-- begin Supplied material --
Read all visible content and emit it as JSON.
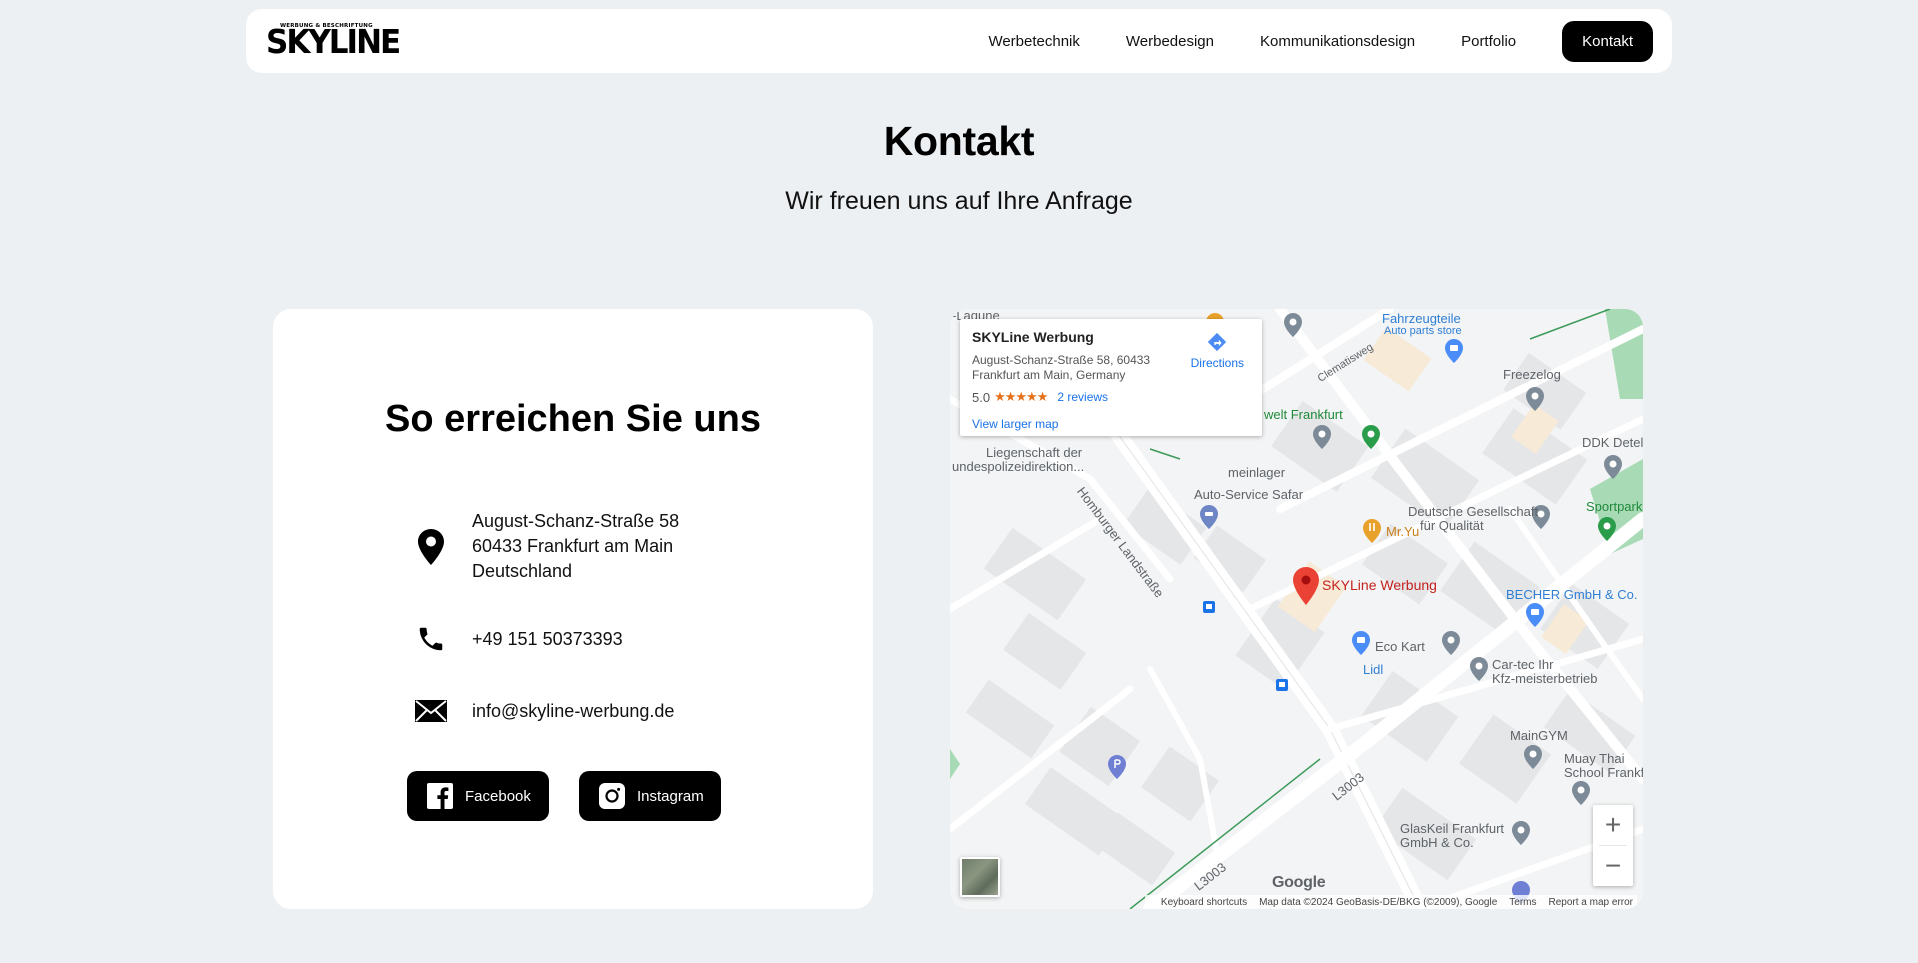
{
  "nav": {
    "logo_tagline": "WERBUNG & BESCHRIFTUNG",
    "logo_word": "SKYLINE",
    "items": [
      "Werbetechnik",
      "Werbedesign",
      "Kommunikationsdesign",
      "Portfolio"
    ],
    "cta": "Kontakt"
  },
  "header": {
    "title": "Kontakt",
    "subtitle": "Wir freuen uns auf Ihre Anfrage"
  },
  "contact": {
    "title": "So erreichen Sie uns",
    "address_line1": "August-Schanz-Straße 58",
    "address_line2": "60433 Frankfurt am Main",
    "address_line3": "Deutschland",
    "phone": "+49 151 50373393",
    "email": "info@skyline-werbung.de",
    "facebook": "Facebook",
    "instagram": "Instagram"
  },
  "map": {
    "place_name": "SKYLine Werbung",
    "place_address": "August-Schanz-Straße 58, 60433 Frankfurt am Main, Germany",
    "rating": "5.0",
    "stars": "★★★★★",
    "reviews": "2 reviews",
    "larger_map": "View larger map",
    "directions": "Directions",
    "zoom_in": "+",
    "zoom_out": "−",
    "google": "Google",
    "attribution": {
      "shortcuts": "Keyboard shortcuts",
      "data": "Map data ©2024 GeoBasis-DE/BKG (©2009), Google",
      "terms": "Terms",
      "report": "Report a map error"
    },
    "labels": {
      "laguna": "-Lagune",
      "fahrzeugteile": "Fahrzeugteile",
      "autoparts": "Auto parts store",
      "clematisweg": "Clematisweg",
      "freezelog": "Freezelog",
      "ddk": "DDK Detel",
      "welt": "welt Frankfurt",
      "liegenschaft1": "Liegenschaft der",
      "liegenschaft2": "undespolizeidirektion...",
      "homburger": "Homburger Landstraße",
      "meinlager": "meinlager",
      "autoservice": "Auto-Service Safar",
      "sportpark": "Sportpark",
      "mryu": "Mr.Yu",
      "dgq1": "Deutsche Gesellschaft",
      "dgq2": "für Qualität",
      "skyline": "SKYLine Werbung",
      "becher": "BECHER GmbH & Co.",
      "ecokart": "Eco Kart",
      "lidl": "Lidl",
      "cartec1": "Car-tec Ihr",
      "cartec2": "Kfz-meisterbetrieb",
      "maingym": "MainGYM",
      "muaythai1": "Muay Thai",
      "muaythai2": "School Frankf",
      "l3003": "L3003",
      "l3003b": "L3003",
      "glaskeil1": "GlasKeil Frankfurt",
      "glaskeil2": "GmbH & Co."
    }
  }
}
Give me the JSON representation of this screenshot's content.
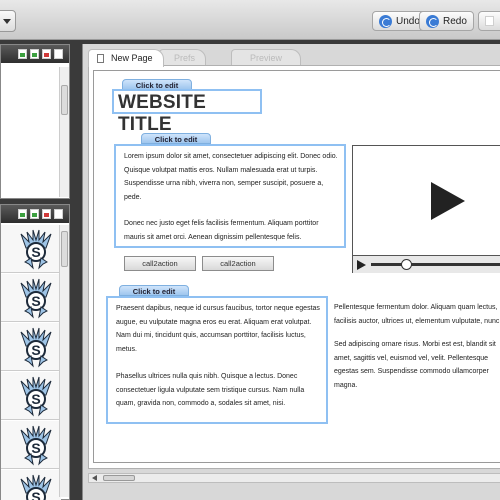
{
  "toolbar": {
    "undo_label": "Undo",
    "redo_label": "Redo"
  },
  "tabs": [
    {
      "label": "New Page",
      "active": true
    },
    {
      "label": "Prefs",
      "active": false
    },
    {
      "label": "Preview",
      "active": false
    }
  ],
  "canvas": {
    "edit_label": "Click to edit",
    "site_title": "WEBSITE TITLE",
    "block1_p1": "Lorem ipsum dolor sit amet, consectetuer adipiscing elit. Donec odio. Quisque volutpat mattis eros. Nullam malesuada erat ut turpis. Suspendisse urna nibh, viverra non, semper suscipit, posuere a, pede.",
    "block1_p2": "Donec nec justo eget felis facilisis fermentum. Aliquam porttitor mauris sit amet orci. Aenean dignissim pellentesque felis.",
    "cta1_label": "call2action",
    "cta2_label": "call2action",
    "block2_p1": "Praesent dapibus, neque id cursus faucibus, tortor neque egestas augue, eu vulputate magna eros eu erat. Aliquam erat volutpat. Nam dui mi, tincidunt quis, accumsan porttitor, facilisis luctus, metus.",
    "block2_p2": "Phasellus ultrices nulla quis nibh. Quisque a lectus. Donec consectetuer ligula vulputate sem tristique cursus. Nam nulla quam, gravida non, commodo a, sodales sit amet, nisi.",
    "side_p1": "Pellentesque fermentum dolor. Aliquam quam lectus, facilisis auctor, ultrices ut, elementum vulputate, nunc.",
    "side_p2": "Sed adipiscing ornare risus. Morbi est est, blandit sit amet, sagittis vel, euismod vel, velit. Pellentesque egestas sem. Suspendisse commodo ullamcorper magna."
  },
  "icons": {
    "undo": "undo-icon",
    "redo": "redo-icon",
    "video_play": "play-icon",
    "thumbnail": "hawk-mascot-icon"
  },
  "colors": {
    "accent_blue": "#3a7bd5",
    "edit_border": "#8fc0f2"
  }
}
-- end Supplied material --
*Your goal*
From the data above, copy each line that holds "Frankfurt".

*Response to this task*
    "address_line2": "60433 Frankfurt am Main",
    "place_address": "August-Schanz-Straße 58, 60433 Frankfurt am Main, Germany",
      "welt": "welt Frankfurt",
      "glaskeil1": "GlasKeil Frankfurt",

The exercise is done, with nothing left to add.